Quote every line as given.

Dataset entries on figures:
______
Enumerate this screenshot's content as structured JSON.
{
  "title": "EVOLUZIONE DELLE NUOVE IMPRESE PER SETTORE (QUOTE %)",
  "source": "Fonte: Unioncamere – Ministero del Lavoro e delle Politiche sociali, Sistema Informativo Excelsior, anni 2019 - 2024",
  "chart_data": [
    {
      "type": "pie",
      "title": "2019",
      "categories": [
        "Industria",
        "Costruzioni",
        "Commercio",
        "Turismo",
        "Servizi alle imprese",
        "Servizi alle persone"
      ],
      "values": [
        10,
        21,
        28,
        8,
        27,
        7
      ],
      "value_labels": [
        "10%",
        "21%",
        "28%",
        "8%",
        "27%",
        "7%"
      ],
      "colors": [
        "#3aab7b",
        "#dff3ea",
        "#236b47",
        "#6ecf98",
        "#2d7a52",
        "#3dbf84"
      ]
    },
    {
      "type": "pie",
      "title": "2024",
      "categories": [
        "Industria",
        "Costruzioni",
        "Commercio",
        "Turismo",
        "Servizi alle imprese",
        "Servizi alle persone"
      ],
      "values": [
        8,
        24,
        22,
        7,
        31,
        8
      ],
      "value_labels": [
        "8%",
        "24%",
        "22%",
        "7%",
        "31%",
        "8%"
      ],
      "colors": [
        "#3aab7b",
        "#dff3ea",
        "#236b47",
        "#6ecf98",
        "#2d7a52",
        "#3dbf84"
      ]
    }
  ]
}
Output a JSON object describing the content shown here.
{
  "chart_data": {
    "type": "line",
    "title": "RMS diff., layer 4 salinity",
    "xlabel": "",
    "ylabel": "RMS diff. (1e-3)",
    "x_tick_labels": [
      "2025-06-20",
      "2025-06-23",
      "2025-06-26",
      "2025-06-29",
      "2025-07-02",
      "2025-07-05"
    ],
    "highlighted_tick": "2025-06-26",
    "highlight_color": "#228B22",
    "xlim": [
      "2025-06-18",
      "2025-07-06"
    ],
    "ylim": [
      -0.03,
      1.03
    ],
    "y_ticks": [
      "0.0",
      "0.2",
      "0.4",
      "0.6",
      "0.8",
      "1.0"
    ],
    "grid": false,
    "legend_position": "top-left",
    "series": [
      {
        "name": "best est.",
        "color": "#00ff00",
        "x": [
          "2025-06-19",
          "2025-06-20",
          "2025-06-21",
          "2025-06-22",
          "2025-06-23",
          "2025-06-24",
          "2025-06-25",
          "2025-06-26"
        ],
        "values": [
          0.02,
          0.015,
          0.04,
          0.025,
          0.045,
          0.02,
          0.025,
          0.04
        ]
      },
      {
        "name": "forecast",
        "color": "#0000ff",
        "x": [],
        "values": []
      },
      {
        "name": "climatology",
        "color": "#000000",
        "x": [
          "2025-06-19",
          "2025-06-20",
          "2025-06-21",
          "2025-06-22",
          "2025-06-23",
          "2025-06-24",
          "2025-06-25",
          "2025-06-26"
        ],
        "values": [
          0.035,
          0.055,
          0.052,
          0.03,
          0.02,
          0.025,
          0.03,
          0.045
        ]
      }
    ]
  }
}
______
* **THE RESPONSE**
Enumerate this screenshot's content as structured JSON.
{
  "title": "EVOLUZIONE DELLE NUOVE IMPRESE PER SETTORE (QUOTE %)",
  "source": "Fonte: Unioncamere – Ministero del Lavoro e delle Politiche sociali, Sistema Informativo Excelsior, anni 2019 - 2024",
  "chart_data": [
    {
      "type": "pie",
      "title": "2019",
      "categories": [
        "Industria",
        "Costruzioni",
        "Commercio",
        "Turismo",
        "Servizi alle imprese",
        "Servizi alle persone"
      ],
      "values": [
        10,
        21,
        28,
        8,
        27,
        7
      ],
      "value_labels": [
        "10%",
        "21%",
        "28%",
        "8%",
        "27%",
        "7%"
      ],
      "colors": [
        "#3aab7b",
        "#dff3ea",
        "#236b47",
        "#6ecf98",
        "#2d7a52",
        "#3dbf84"
      ]
    },
    {
      "type": "pie",
      "title": "2024",
      "categories": [
        "Industria",
        "Costruzioni",
        "Commercio",
        "Turismo",
        "Servizi alle imprese",
        "Servizi alle persone"
      ],
      "values": [
        8,
        24,
        22,
        7,
        31,
        8
      ],
      "value_labels": [
        "8%",
        "24%",
        "22%",
        "7%",
        "31%",
        "8%"
      ],
      "colors": [
        "#3aab7b",
        "#dff3ea",
        "#236b47",
        "#6ecf98",
        "#2d7a52",
        "#3dbf84"
      ]
    }
  ]
}
Output a JSON object describing the content shown here.
{
  "chart_data": {
    "type": "line",
    "title": "RMS diff., layer 4 salinity",
    "xlabel": "",
    "ylabel": "RMS diff. (1e-3)",
    "x_tick_labels": [
      "2025-06-20",
      "2025-06-23",
      "2025-06-26",
      "2025-06-29",
      "2025-07-02",
      "2025-07-05"
    ],
    "highlighted_tick": "2025-06-26",
    "highlight_color": "#228B22",
    "xlim": [
      "2025-06-18",
      "2025-07-06"
    ],
    "ylim": [
      -0.03,
      1.03
    ],
    "y_ticks": [
      "0.0",
      "0.2",
      "0.4",
      "0.6",
      "0.8",
      "1.0"
    ],
    "grid": false,
    "legend_position": "top-left",
    "series": [
      {
        "name": "best est.",
        "color": "#00ff00",
        "x": [
          "2025-06-19",
          "2025-06-20",
          "2025-06-21",
          "2025-06-22",
          "2025-06-23",
          "2025-06-24",
          "2025-06-25",
          "2025-06-26"
        ],
        "values": [
          0.02,
          0.015,
          0.04,
          0.025,
          0.045,
          0.02,
          0.025,
          0.04
        ]
      },
      {
        "name": "forecast",
        "color": "#0000ff",
        "x": [],
        "values": []
      },
      {
        "name": "climatology",
        "color": "#000000",
        "x": [
          "2025-06-19",
          "2025-06-20",
          "2025-06-21",
          "2025-06-22",
          "2025-06-23",
          "2025-06-24",
          "2025-06-25",
          "2025-06-26"
        ],
        "values": [
          0.035,
          0.055,
          0.052,
          0.03,
          0.02,
          0.025,
          0.03,
          0.045
        ]
      }
    ]
  }
}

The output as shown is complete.